(Recorded data)
*-*-*
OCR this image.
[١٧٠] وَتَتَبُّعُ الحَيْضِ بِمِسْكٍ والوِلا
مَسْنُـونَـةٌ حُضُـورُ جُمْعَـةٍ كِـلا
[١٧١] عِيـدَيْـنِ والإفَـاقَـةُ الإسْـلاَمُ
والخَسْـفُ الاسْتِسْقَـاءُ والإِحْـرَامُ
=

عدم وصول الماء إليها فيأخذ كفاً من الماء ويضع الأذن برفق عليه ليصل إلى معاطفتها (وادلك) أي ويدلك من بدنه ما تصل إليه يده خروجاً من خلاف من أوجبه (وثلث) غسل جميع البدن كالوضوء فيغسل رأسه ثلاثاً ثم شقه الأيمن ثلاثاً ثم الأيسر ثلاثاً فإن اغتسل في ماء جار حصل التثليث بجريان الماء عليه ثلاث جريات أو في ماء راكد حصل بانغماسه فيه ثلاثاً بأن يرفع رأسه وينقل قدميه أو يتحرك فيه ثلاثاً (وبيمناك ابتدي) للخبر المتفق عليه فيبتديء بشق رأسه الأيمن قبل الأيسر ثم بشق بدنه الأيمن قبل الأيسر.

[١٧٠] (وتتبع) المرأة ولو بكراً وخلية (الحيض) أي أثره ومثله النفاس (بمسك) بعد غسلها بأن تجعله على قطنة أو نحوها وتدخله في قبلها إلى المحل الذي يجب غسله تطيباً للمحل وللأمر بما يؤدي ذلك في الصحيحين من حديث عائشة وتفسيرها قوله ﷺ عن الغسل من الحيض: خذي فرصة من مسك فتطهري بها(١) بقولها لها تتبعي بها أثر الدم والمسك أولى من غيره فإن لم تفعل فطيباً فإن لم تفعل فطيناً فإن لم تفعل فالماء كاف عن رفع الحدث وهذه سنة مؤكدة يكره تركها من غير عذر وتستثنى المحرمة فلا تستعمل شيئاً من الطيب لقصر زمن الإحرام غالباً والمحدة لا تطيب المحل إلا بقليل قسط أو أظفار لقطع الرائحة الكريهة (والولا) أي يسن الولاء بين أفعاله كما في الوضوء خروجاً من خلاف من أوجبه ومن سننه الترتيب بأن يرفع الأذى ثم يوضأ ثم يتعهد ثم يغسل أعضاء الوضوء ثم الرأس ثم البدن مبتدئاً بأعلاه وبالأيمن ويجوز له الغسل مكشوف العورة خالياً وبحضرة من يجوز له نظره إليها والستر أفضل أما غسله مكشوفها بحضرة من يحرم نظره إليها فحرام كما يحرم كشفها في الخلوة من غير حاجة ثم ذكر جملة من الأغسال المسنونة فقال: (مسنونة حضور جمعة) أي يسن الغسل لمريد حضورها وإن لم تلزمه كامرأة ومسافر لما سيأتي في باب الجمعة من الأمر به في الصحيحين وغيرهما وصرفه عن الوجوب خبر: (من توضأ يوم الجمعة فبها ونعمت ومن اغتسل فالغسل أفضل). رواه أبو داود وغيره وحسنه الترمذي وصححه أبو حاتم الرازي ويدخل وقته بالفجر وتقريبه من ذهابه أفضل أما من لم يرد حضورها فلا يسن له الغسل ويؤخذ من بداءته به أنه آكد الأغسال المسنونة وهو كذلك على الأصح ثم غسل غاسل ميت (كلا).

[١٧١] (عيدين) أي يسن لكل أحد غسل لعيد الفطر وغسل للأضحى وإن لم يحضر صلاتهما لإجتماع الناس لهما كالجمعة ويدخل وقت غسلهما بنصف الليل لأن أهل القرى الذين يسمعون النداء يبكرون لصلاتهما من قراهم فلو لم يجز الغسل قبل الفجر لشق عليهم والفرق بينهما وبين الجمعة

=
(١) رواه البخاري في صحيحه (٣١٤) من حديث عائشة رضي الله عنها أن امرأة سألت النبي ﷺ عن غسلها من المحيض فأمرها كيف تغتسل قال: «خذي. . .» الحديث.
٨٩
*-*-*
## TO DO:
Copy out every line from the data above that has "حديث" in it.

## RESULT:
[١٧٠] (وتتبع) المرأة ولو بكراً وخلية (الحيض) أي أثره ومثله النفاس (بمسك) بعد غسلها بأن تجعله على قطنة أو نحوها وتدخله في قبلها إلى المحل الذي يجب غسله تطيباً للمحل وللأمر بما يؤدي ذلك في الصحيحين من حديث عائشة وتفسيرها قوله ﷺ عن الغسل من الحيض: خذي فرصة من مسك فتطهري بها(١) بقولها لها تتبعي بها أثر الدم والمسك أولى من غيره فإن لم تفعل فطيباً فإن لم تفعل فطيناً فإن لم تفعل فالماء كاف عن رفع الحدث وهذه سنة مؤكدة يكره تركها من غير عذر وتستثنى المحرمة فلا تستعمل شيئاً من الطيب لقصر زمن الإحرام غالباً والمحدة لا تطيب المحل إلا بقليل قسط أو أظفار لقطع الرائحة الكريهة (والولا) أي يسن الولاء بين أفعاله كما في الوضوء خروجاً من خلاف من أوجبه ومن سننه الترتيب بأن يرفع الأذى ثم يوضأ ثم يتعهد ثم يغسل أعضاء الوضوء ثم الرأس ثم البدن مبتدئاً بأعلاه وبالأيمن ويجوز له الغسل مكشوف العورة خالياً وبحضرة من يجوز له نظره إليها والستر أفضل أما غسله مكشوفها بحضرة من يحرم نظره إليها فحرام كما يحرم كشفها في الخلوة من غير حاجة ثم ذكر جملة من الأغسال المسنونة فقال: (مسنونة حضور جمعة) أي يسن الغسل لمريد حضورها وإن لم تلزمه كامرأة ومسافر لما سيأتي في باب الجمعة من الأمر به في الصحيحين وغيرهما وصرفه عن الوجوب خبر: (من توضأ يوم الجمعة فبها ونعمت ومن اغتسل فالغسل أفضل). رواه أبو داود وغيره وحسنه الترمذي وصححه أبو حاتم الرازي ويدخل وقته بالفجر وتقريبه من ذهابه أفضل أما من لم يرد حضورها فلا يسن له الغسل ويؤخذ من بداءته به أنه آكد الأغسال المسنونة وهو كذلك على الأصح ثم غسل غاسل ميت (كلا).
(١) رواه البخاري في صحيحه (٣١٤) من حديث عائشة رضي الله عنها أن امرأة سألت النبي ﷺ عن غسلها من المحيض فأمرها كيف تغتسل قال: «خذي. . .» الحديث.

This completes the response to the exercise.